### Collection entries

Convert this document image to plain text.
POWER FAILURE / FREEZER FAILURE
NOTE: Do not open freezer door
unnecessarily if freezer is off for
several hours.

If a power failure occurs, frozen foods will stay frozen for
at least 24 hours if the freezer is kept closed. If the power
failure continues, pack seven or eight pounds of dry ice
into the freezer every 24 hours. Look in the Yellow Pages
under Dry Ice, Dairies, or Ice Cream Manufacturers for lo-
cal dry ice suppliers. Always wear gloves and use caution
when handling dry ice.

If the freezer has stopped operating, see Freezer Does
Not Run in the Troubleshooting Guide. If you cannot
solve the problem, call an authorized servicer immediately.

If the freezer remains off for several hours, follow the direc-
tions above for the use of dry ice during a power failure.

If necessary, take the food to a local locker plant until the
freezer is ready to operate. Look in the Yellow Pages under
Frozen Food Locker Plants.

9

### AIM OF THE TASK
Print all the data exactly.

### RIGHT ANSWER
Convert this document image to plain text.
POWER FAILURE / FREEZER FAILURE
NOTE: Do not open freezer door
unnecessarily if freezer is off for
several hours.

If a power failure occurs, frozen foods will stay frozen for
at least 24 hours if the freezer is kept closed. If the power
failure continues, pack seven or eight pounds of dry ice
into the freezer every 24 hours. Look in the Yellow Pages
under Dry Ice, Dairies, or Ice Cream Manufacturers for lo-
cal dry ice suppliers. Always wear gloves and use caution
when handling dry ice.

If the freezer has stopped operating, see Freezer Does
Not Run in the Troubleshooting Guide. If you cannot
solve the problem, call an authorized servicer immediately.

If the freezer remains off for several hours, follow the direc-
tions above for the use of dry ice during a power failure.

If necessary, take the food to a local locker plant until the
freezer is ready to operate. Look in the Yellow Pages under
Frozen Food Locker Plants.

9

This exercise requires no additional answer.